### What is asked
Return the records, each one exactly as written.
###
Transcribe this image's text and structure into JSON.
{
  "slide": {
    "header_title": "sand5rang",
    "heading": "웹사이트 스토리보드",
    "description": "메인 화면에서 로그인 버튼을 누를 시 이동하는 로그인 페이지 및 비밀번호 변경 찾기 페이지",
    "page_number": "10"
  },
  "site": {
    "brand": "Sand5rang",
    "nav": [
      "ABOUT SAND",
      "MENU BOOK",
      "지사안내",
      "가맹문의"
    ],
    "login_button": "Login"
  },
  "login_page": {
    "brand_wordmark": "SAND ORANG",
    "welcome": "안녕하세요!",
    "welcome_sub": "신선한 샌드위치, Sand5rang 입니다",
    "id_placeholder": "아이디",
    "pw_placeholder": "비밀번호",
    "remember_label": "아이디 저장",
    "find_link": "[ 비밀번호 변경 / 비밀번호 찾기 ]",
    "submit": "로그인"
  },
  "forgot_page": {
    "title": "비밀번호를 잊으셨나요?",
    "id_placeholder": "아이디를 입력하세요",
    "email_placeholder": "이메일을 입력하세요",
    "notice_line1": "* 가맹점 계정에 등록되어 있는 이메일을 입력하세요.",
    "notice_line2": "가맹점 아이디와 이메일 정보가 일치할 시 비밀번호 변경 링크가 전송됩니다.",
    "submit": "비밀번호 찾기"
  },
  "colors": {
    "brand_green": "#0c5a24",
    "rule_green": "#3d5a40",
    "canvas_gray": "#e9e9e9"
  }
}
###
### The completed task
Transcribe this image's text and structure into JSON.
{
  "slide": {
    "header_title": "sand5rang",
    "heading": "웹사이트 스토리보드",
    "description": "메인 화면에서 로그인 버튼을 누를 시 이동하는 로그인 페이지 및 비밀번호 변경 찾기 페이지",
    "page_number": "10"
  },
  "site": {
    "brand": "Sand5rang",
    "nav": [
      "ABOUT SAND",
      "MENU BOOK",
      "지사안내",
      "가맹문의"
    ],
    "login_button": "Login"
  },
  "login_page": {
    "brand_wordmark": "SAND ORANG",
    "welcome": "안녕하세요!",
    "welcome_sub": "신선한 샌드위치, Sand5rang 입니다",
    "id_placeholder": "아이디",
    "pw_placeholder": "비밀번호",
    "remember_label": "아이디 저장",
    "find_link": "[ 비밀번호 변경 / 비밀번호 찾기 ]",
    "submit": "로그인"
  },
  "forgot_page": {
    "title": "비밀번호를 잊으셨나요?",
    "id_placeholder": "아이디를 입력하세요",
    "email_placeholder": "이메일을 입력하세요",
    "notice_line1": "* 가맹점 계정에 등록되어 있는 이메일을 입력하세요.",
    "notice_line2": "가맹점 아이디와 이메일 정보가 일치할 시 비밀번호 변경 링크가 전송됩니다.",
    "submit": "비밀번호 찾기"
  },
  "colors": {
    "brand_green": "#0c5a24",
    "rule_green": "#3d5a40",
    "canvas_gray": "#e9e9e9"
  }
}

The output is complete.